Что нужно сделать >>
Процитируйте из текста о Полежаеве и его жене фрагмент от слов «А потом оба старика» до слов «у кого другого.» включительно.

Исходный текст >>
Она не слышит, что в этот момент Полежаев входит в парадную дверь. Глаза еще не привыкли к темноте, оба выставили вперед руки, чтобы не натолкнуться на вещи, и маленькими шажками движутся по передней. Полежаев тоже не видит жены. Но потом каждый вдруг слышит шаги другого, и тогда оба несколько раз вскрикивают по-стариковски, а Полежаев внезапно бросается на колени перед женой и быстро-быстро говорит что-то, кажется, просит не пугаться и извиняется, что опоздал. Это происходит так молниеносно, что даже опомниться не успеваешь. А волнение тем временем уже охватывает тебя. Ибо в одну секунду с силой раскрыта вся их долгая совместная жизнь.

Какое замечательное соединение профессиональной смелости и душевной тонкости!

Жена Полежаева, когда потом оба они оказались без гостей за большим праздничным столом, неожиданно заплакала. Гости бойкотировали Полежаева. А он провозгласил какой-то замечательный тост в честь жены, и тут-то она и заплакала. Полежаев молча несколько секунд вглядывался в жену, потом недоуменно-резко спросил, почти прокричал несколько раз: «Что?! Что?!» — и снова замолчал, всматриваясь, стараясь как будто уловить что-то скрытое.


Затем, внезапно придвинувшись к жене, мягко-мягко, почти нараспев сказал: «Ты замерзла, моя милая».

Публика общим вздохом встретила эти удивительные человеческие переходы.

А потом оба старика сели за рояль и запели какой-то французский романс. Но как? Будто сами актеры с детства жили в такой же семье, как Полежаев. Такого сочетания современной смелой игры с прочной старой культурой я не видел за последние годы, пожалуй, ни у кого другого.

Предоставленные материалы >>
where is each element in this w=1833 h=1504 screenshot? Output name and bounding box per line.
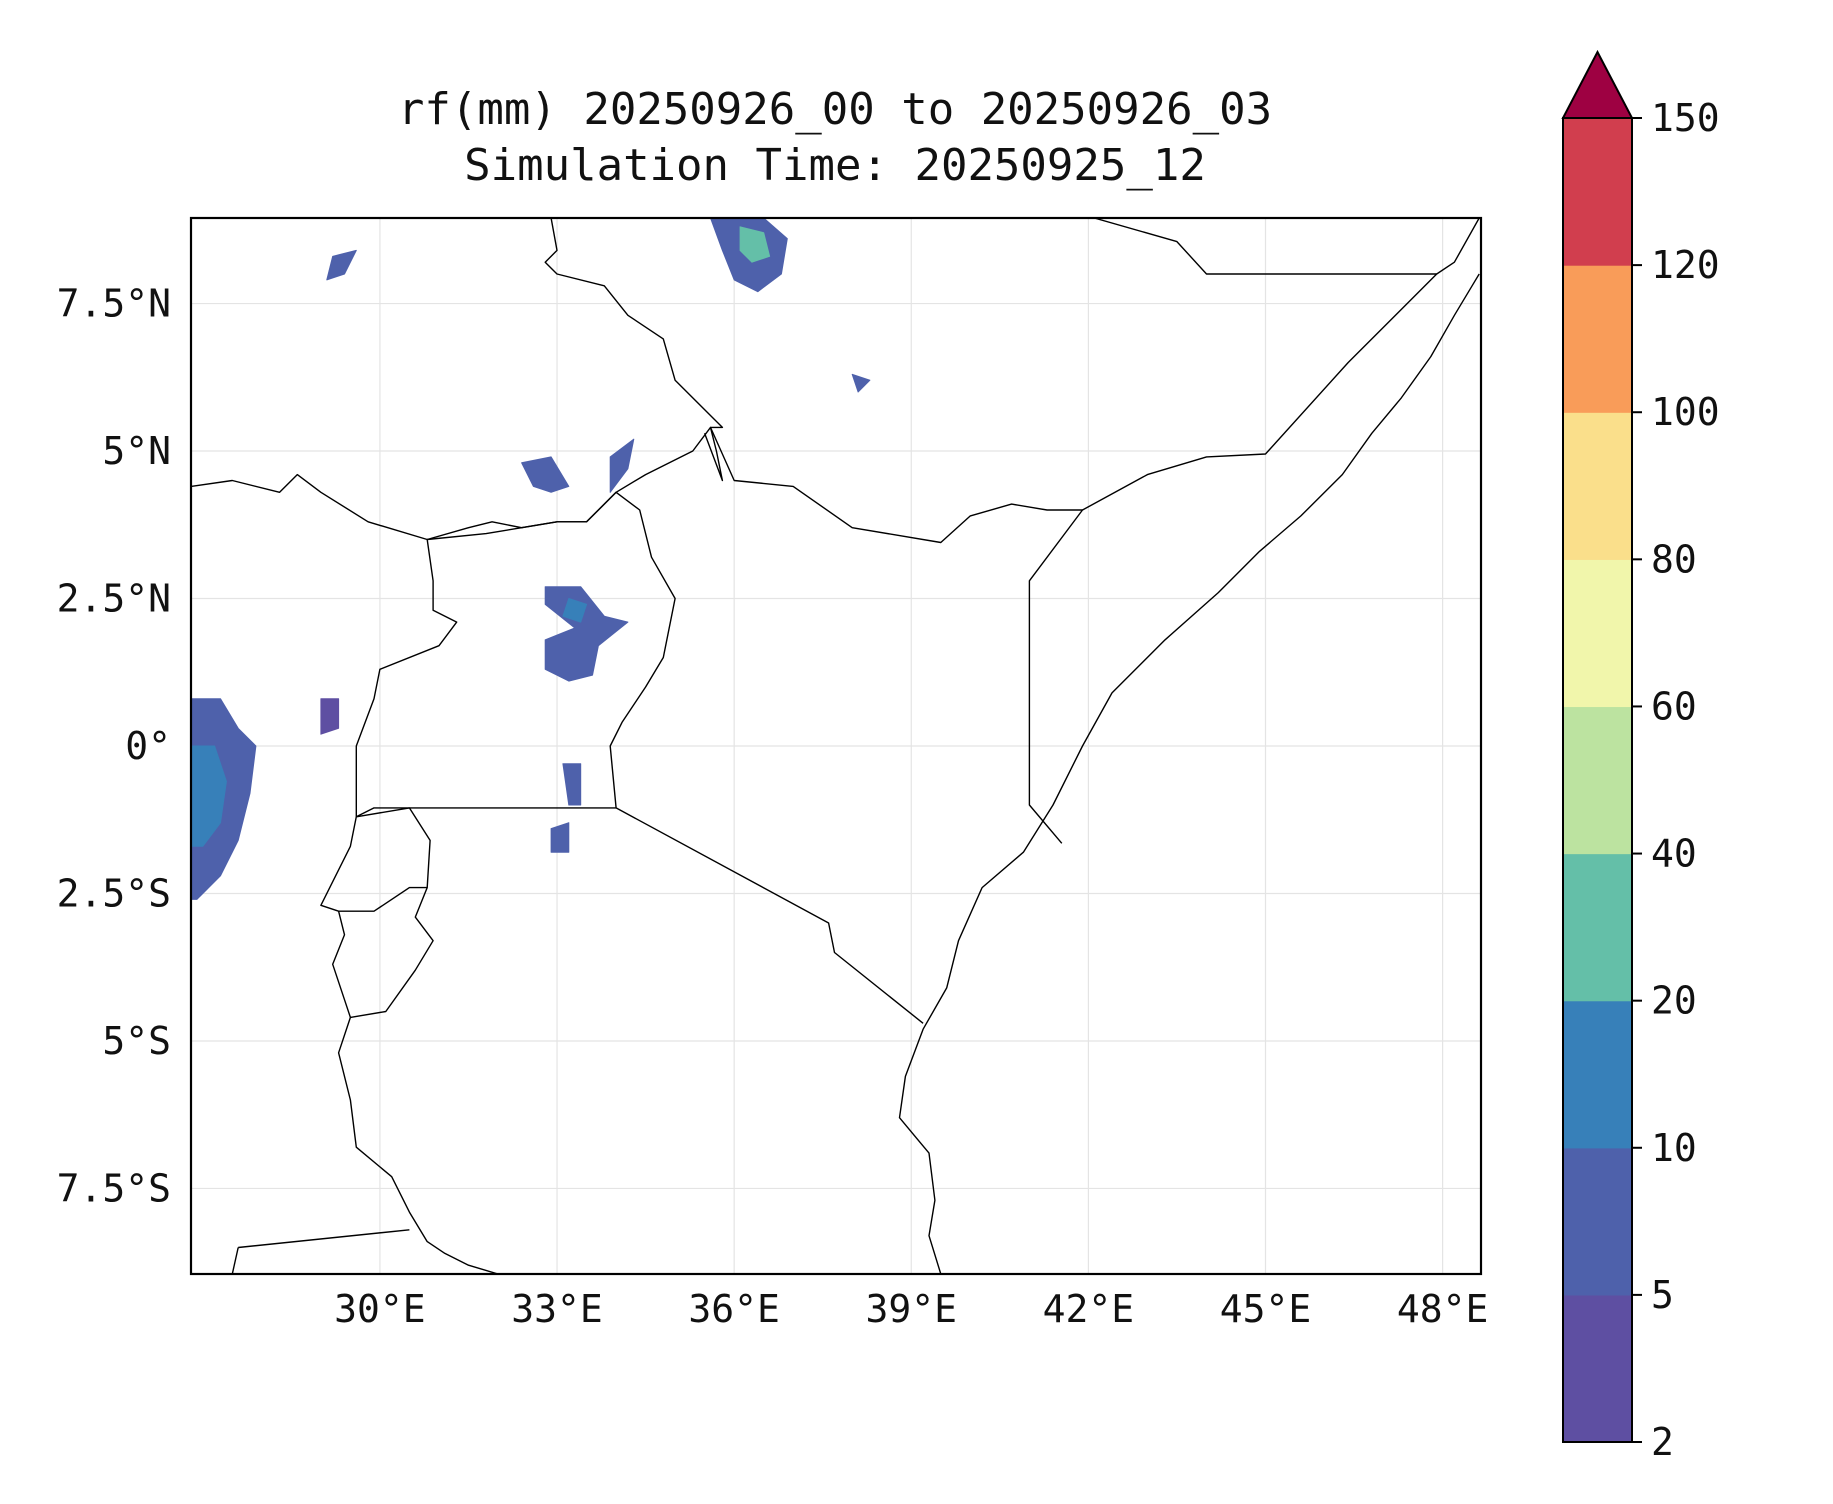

Результат задания >>
А потом оба старика сели за рояль и запели какой-то французский романс. Но как? Будто сами актеры с детства жили в такой же семье, как Полежаев. Такого сочетания современной смелой игры с прочной старой культурой я не видел за последние годы, пожалуй, ни у кого другого.